## [OBJECTIVE]
The records are to be restated in their entirety, word for word.

## [ENTRIES SUPPLIED]
_ _ _ _
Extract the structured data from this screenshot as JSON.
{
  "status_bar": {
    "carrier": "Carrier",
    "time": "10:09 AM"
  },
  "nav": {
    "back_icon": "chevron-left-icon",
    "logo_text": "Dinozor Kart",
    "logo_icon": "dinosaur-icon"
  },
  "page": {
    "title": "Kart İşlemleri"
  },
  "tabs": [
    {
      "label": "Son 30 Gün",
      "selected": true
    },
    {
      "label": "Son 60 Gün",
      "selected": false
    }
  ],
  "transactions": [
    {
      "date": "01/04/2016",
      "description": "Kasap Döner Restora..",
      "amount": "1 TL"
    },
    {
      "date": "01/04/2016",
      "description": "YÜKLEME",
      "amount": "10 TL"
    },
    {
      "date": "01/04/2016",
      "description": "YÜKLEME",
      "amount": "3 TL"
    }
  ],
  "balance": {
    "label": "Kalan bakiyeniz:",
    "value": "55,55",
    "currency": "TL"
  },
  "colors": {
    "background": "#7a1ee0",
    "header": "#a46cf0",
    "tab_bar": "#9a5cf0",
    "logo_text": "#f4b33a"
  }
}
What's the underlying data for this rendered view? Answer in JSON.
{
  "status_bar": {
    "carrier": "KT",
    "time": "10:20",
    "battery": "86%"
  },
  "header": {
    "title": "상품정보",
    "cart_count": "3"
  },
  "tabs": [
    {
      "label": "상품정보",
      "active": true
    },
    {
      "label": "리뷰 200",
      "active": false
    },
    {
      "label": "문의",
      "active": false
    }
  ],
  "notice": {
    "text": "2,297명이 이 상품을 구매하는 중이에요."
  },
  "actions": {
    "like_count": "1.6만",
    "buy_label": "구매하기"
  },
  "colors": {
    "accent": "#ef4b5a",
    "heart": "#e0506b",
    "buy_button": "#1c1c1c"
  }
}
_ _ _ _
## [TASK OUTPUT]
Extract the structured data from this screenshot as JSON.
{
  "status_bar": {
    "carrier": "Carrier",
    "time": "10:09 AM"
  },
  "nav": {
    "back_icon": "chevron-left-icon",
    "logo_text": "Dinozor Kart",
    "logo_icon": "dinosaur-icon"
  },
  "page": {
    "title": "Kart İşlemleri"
  },
  "tabs": [
    {
      "label": "Son 30 Gün",
      "selected": true
    },
    {
      "label": "Son 60 Gün",
      "selected": false
    }
  ],
  "transactions": [
    {
      "date": "01/04/2016",
      "description": "Kasap Döner Restora..",
      "amount": "1 TL"
    },
    {
      "date": "01/04/2016",
      "description": "YÜKLEME",
      "amount": "10 TL"
    },
    {
      "date": "01/04/2016",
      "description": "YÜKLEME",
      "amount": "3 TL"
    }
  ],
  "balance": {
    "label": "Kalan bakiyeniz:",
    "value": "55,55",
    "currency": "TL"
  },
  "colors": {
    "background": "#7a1ee0",
    "header": "#a46cf0",
    "tab_bar": "#9a5cf0",
    "logo_text": "#f4b33a"
  }
}
What's the underlying data for this rendered view? Answer in JSON.
{
  "status_bar": {
    "carrier": "KT",
    "time": "10:20",
    "battery": "86%"
  },
  "header": {
    "title": "상품정보",
    "cart_count": "3"
  },
  "tabs": [
    {
      "label": "상품정보",
      "active": true
    },
    {
      "label": "리뷰 200",
      "active": false
    },
    {
      "label": "문의",
      "active": false
    }
  ],
  "notice": {
    "text": "2,297명이 이 상품을 구매하는 중이에요."
  },
  "actions": {
    "like_count": "1.6만",
    "buy_label": "구매하기"
  },
  "colors": {
    "accent": "#ef4b5a",
    "heart": "#e0506b",
    "buy_button": "#1c1c1c"
  }
}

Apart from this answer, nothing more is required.